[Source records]
## start
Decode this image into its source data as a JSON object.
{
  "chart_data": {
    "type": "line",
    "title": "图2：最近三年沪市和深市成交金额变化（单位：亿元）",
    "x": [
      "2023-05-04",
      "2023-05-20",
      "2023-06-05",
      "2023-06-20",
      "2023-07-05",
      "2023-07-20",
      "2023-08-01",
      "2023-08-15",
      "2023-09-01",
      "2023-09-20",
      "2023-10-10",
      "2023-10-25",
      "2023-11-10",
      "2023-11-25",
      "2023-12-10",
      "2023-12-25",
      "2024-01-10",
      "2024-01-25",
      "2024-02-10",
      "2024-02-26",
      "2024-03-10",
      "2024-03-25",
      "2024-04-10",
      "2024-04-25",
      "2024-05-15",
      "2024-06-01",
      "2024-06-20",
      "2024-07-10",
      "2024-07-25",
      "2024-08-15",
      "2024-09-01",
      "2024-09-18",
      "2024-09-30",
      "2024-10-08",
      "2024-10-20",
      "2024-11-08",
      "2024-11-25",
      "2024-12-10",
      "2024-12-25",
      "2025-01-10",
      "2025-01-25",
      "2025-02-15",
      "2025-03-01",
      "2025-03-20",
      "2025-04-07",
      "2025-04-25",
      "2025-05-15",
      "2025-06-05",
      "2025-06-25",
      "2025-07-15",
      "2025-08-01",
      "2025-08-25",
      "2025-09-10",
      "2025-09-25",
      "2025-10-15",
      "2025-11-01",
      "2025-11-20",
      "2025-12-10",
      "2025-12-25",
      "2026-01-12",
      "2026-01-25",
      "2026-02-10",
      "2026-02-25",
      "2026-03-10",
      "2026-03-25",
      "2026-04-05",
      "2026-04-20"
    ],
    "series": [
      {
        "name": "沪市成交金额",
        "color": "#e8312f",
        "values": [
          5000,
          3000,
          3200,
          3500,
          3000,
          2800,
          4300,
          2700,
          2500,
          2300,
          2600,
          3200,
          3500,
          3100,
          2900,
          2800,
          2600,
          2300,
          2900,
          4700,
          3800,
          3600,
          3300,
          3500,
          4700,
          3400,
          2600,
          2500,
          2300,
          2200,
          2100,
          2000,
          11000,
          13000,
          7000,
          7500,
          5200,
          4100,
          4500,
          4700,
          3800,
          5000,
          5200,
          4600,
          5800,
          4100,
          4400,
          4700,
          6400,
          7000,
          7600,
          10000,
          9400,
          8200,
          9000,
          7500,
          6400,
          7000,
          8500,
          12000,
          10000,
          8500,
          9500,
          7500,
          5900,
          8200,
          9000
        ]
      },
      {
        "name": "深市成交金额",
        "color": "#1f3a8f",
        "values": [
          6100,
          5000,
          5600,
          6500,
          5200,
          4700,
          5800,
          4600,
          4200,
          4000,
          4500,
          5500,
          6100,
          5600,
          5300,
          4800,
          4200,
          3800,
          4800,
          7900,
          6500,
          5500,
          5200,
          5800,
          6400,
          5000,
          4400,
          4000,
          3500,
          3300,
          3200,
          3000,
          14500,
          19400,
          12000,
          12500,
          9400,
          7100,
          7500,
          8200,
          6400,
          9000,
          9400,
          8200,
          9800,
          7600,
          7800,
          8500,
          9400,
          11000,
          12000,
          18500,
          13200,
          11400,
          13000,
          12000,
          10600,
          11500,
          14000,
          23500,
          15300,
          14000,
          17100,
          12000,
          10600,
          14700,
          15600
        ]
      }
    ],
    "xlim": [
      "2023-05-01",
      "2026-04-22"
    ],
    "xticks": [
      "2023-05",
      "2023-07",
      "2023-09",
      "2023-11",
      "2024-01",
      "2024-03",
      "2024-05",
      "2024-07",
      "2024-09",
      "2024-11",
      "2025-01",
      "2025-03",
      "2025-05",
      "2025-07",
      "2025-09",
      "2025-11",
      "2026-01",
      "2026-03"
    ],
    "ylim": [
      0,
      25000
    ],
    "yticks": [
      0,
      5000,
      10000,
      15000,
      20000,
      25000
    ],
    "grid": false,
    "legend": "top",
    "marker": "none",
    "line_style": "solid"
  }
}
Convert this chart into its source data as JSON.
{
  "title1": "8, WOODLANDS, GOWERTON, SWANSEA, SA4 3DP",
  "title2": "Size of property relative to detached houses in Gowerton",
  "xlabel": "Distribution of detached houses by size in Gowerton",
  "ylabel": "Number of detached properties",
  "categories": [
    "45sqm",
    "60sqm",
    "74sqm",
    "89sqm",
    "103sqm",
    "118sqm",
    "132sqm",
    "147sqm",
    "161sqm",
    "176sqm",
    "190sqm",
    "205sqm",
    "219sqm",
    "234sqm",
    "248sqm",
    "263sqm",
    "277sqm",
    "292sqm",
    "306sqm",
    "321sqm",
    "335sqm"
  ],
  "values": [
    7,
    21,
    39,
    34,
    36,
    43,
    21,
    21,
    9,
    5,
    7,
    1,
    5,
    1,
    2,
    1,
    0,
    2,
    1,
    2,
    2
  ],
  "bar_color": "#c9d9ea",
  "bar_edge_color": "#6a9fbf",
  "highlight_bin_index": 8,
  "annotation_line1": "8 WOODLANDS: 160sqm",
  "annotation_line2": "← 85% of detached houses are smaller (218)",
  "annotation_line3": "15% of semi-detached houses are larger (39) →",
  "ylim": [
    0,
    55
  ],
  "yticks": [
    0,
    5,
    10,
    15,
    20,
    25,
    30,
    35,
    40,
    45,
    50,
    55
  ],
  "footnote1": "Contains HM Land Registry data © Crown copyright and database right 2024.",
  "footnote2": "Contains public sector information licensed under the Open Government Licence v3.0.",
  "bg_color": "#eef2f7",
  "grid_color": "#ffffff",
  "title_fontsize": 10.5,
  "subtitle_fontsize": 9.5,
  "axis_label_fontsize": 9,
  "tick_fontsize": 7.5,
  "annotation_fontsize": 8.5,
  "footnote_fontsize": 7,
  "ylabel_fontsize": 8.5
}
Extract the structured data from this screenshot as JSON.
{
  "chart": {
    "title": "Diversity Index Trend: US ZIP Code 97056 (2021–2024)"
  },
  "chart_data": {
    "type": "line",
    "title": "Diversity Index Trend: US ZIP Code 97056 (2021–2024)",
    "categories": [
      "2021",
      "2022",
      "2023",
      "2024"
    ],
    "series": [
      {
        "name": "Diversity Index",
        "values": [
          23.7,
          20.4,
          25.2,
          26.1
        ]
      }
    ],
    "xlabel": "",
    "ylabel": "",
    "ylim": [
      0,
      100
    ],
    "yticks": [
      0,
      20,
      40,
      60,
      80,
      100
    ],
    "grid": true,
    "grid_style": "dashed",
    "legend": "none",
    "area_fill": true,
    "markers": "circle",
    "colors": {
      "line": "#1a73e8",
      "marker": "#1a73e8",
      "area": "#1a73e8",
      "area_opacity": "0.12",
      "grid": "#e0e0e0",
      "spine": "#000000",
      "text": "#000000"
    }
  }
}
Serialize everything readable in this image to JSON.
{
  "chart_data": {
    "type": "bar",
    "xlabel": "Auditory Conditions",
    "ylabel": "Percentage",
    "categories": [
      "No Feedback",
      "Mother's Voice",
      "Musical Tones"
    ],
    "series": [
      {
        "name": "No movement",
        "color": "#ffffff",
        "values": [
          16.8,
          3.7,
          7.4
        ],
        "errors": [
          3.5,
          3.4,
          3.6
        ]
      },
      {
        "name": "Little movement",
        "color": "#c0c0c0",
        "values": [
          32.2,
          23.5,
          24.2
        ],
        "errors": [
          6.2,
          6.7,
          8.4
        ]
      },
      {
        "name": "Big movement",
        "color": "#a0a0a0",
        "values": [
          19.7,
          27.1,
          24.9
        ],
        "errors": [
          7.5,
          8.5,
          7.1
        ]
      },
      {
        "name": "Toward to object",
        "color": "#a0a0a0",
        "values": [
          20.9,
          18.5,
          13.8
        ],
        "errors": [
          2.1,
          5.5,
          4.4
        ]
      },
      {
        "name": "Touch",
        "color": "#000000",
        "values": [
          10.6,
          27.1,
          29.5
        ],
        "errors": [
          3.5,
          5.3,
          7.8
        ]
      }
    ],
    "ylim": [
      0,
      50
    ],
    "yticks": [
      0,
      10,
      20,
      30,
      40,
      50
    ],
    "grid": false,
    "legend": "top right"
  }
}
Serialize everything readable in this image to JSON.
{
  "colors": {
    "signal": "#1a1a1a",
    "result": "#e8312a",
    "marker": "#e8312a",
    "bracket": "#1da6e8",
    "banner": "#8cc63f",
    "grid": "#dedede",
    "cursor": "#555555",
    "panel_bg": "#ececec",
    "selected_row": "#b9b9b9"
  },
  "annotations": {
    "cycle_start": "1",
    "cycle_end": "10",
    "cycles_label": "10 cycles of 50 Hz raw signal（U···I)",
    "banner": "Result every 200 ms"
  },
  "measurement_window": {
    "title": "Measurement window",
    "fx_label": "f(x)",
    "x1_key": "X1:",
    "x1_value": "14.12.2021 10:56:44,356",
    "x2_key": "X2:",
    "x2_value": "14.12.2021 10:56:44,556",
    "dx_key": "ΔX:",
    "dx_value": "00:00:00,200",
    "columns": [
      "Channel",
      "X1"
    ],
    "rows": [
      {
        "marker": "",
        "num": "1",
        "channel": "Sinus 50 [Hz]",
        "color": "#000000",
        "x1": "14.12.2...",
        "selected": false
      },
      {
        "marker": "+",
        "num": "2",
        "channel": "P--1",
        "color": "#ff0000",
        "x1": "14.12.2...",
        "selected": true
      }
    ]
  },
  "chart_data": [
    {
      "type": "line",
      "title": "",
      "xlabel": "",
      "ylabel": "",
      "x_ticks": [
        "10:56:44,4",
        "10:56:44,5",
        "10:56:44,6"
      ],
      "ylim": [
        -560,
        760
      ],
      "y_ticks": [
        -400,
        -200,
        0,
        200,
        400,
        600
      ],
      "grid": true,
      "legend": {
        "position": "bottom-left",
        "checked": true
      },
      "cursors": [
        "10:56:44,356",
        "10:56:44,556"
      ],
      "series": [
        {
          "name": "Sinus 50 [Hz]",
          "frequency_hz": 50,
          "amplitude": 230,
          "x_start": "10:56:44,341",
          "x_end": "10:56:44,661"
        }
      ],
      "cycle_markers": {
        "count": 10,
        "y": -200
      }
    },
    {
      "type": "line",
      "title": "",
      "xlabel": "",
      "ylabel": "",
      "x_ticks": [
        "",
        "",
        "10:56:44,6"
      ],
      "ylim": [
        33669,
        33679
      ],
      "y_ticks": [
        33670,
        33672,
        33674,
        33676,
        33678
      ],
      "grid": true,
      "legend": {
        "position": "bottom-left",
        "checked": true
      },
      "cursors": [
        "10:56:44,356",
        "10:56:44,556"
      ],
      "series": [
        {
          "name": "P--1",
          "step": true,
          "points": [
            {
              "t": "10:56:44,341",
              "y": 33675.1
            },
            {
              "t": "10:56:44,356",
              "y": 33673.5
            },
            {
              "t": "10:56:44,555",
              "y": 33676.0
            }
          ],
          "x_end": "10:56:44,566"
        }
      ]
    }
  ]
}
## end
Required work :: Return from the data every line that holds "Trend".

The solution ::
    "title": "Diversity Index Trend: US ZIP Code 97056 (2021–2024)"
    "title": "Diversity Index Trend: US ZIP Code 97056 (2021–2024)",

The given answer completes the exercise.